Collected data

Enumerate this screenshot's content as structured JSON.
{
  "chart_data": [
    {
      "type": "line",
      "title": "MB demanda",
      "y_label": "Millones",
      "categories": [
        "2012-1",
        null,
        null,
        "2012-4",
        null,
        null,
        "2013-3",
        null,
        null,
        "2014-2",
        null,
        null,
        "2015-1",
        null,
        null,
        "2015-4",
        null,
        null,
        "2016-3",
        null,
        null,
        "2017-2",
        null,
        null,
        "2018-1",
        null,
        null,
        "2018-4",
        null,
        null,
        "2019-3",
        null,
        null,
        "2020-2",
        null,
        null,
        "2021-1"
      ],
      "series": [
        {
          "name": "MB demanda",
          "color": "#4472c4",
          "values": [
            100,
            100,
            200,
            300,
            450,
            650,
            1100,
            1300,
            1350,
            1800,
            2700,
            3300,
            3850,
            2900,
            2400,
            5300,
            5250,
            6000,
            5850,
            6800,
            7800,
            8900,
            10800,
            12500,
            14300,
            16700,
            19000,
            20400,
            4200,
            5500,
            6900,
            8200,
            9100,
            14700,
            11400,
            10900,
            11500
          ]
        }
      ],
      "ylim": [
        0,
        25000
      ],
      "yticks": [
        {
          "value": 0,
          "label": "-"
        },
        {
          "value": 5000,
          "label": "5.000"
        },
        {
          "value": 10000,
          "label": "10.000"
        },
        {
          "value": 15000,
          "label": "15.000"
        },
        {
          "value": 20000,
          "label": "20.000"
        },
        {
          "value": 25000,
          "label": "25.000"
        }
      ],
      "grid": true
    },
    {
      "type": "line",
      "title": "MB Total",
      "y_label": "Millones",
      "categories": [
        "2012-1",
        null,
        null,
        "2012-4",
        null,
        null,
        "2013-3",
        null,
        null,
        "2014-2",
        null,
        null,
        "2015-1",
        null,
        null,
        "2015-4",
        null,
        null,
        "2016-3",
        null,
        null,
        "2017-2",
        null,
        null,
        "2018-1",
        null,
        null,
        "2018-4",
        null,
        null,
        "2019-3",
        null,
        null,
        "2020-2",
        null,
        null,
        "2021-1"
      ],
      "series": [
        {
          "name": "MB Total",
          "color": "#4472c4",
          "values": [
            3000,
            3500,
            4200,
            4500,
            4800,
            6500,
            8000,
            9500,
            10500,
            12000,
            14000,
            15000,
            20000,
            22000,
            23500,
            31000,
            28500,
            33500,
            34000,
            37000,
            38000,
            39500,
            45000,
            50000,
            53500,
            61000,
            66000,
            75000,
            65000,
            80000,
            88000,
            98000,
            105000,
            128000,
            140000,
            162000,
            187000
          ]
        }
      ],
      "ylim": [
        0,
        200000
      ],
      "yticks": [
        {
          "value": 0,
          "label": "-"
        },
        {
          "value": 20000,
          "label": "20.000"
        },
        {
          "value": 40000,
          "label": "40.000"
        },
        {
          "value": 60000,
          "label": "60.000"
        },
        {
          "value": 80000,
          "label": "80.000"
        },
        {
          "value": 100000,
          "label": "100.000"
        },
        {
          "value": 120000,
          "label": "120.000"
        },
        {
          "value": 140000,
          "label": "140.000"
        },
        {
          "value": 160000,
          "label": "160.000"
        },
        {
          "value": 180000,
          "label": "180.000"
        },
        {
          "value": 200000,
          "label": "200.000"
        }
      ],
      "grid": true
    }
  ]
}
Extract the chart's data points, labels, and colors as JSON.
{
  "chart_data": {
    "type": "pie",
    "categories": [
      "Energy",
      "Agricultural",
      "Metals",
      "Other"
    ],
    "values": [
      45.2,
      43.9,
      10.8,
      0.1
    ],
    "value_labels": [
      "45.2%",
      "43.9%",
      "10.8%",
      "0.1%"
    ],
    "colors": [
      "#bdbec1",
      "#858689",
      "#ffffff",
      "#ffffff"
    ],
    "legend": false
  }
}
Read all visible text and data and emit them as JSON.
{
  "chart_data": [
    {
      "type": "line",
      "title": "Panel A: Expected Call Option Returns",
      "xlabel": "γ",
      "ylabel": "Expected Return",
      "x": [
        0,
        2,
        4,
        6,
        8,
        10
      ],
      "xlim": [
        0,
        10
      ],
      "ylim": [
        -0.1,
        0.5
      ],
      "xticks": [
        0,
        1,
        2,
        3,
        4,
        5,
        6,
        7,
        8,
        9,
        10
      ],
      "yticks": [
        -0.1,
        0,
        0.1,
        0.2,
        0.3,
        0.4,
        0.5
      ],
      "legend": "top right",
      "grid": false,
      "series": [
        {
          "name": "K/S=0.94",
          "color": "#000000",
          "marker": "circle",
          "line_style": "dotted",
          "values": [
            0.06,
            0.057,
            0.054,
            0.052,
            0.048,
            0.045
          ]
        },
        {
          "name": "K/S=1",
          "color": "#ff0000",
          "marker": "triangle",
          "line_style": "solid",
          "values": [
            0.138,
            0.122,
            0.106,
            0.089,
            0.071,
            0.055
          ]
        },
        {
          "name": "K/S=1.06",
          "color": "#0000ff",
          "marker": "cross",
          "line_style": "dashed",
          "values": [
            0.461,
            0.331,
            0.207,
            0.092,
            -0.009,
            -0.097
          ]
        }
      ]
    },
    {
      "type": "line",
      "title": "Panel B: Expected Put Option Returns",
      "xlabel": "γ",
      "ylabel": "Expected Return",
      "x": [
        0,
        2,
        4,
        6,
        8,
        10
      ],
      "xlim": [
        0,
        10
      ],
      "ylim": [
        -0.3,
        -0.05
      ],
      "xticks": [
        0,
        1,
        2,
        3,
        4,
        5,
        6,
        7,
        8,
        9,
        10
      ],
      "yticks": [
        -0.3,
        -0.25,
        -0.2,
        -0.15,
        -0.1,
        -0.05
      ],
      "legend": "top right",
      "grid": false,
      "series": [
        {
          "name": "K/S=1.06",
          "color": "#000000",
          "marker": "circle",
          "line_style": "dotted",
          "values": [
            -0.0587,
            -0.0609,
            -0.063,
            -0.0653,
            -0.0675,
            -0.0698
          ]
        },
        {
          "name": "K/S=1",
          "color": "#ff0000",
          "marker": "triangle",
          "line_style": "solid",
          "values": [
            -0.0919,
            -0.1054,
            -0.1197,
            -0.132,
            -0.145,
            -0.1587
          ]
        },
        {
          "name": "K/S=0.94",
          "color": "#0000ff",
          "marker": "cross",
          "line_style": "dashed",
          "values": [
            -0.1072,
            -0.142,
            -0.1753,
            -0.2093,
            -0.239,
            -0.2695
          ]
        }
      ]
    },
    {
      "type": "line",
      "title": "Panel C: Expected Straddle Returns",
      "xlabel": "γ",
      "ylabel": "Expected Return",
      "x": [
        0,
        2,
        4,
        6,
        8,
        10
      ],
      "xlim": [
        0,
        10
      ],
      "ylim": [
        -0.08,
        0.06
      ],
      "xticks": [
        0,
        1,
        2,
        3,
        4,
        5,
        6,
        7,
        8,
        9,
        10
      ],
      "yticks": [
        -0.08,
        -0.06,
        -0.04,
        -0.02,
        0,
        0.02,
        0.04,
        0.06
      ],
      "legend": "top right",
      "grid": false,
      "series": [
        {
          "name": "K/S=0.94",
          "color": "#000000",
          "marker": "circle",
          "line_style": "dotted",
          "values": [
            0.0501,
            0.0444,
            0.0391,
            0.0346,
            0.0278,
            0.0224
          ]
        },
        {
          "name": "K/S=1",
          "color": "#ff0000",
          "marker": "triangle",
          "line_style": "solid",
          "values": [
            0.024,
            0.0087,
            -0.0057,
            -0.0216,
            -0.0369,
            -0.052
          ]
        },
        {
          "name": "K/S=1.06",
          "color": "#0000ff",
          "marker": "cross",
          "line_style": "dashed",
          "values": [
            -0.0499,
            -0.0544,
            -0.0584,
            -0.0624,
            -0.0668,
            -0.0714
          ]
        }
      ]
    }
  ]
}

> [Your task] Sift the material for lines with the string "colors". Copy each one found.

> [Correct result]
Extract the chart's data points, labels, and colors as JSON.
    "colors": [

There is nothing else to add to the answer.